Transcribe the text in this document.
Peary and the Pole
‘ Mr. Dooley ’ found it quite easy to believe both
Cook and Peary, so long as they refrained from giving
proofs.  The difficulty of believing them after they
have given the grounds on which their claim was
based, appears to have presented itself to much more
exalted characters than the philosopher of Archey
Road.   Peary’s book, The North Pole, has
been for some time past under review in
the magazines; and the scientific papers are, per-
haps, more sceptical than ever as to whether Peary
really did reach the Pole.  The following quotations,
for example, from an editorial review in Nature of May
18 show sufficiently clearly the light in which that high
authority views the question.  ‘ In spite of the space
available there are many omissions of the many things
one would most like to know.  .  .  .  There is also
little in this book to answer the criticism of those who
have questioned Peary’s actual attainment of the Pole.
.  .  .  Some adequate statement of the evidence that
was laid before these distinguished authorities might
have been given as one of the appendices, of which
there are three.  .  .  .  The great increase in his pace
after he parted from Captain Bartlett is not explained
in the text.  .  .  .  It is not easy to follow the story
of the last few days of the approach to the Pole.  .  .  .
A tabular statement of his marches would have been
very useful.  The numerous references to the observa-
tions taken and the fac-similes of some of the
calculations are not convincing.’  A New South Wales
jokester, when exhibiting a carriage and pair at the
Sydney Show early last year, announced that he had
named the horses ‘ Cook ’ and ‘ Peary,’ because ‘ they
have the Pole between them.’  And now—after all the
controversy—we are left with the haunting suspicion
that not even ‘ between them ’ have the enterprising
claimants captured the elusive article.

________________

> [Task to complete] Reproduce the records above exactly.

> [Finished answer]
Transcribe the text in this document.
Peary and the Pole
‘ Mr. Dooley ’ found it quite easy to believe both
Cook and Peary, so long as they refrained from giving
proofs.  The difficulty of believing them after they
have given the grounds on which their claim was
based, appears to have presented itself to much more
exalted characters than the philosopher of Archey
Road.   Peary’s book, The North Pole, has
been for some time past under review in
the magazines; and the scientific papers are, per-
haps, more sceptical than ever as to whether Peary
really did reach the Pole.  The following quotations,
for example, from an editorial review in Nature of May
18 show sufficiently clearly the light in which that high
authority views the question.  ‘ In spite of the space
available there are many omissions of the many things
one would most like to know.  .  .  .  There is also
little in this book to answer the criticism of those who
have questioned Peary’s actual attainment of the Pole.
.  .  .  Some adequate statement of the evidence that
was laid before these distinguished authorities might
have been given as one of the appendices, of which
there are three.  .  .  .  The great increase in his pace
after he parted from Captain Bartlett is not explained
in the text.  .  .  .  It is not easy to follow the story
of the last few days of the approach to the Pole.  .  .  .
A tabular statement of his marches would have been
very useful.  The numerous references to the observa-
tions taken and the fac-similes of some of the
calculations are not convincing.’  A New South Wales
jokester, when exhibiting a carriage and pair at the
Sydney Show early last year, announced that he had
named the horses ‘ Cook ’ and ‘ Peary,’ because ‘ they
have the Pole between them.’  And now—after all the
controversy—we are left with the haunting suspicion
that not even ‘ between them ’ have the enterprising
claimants captured the elusive article.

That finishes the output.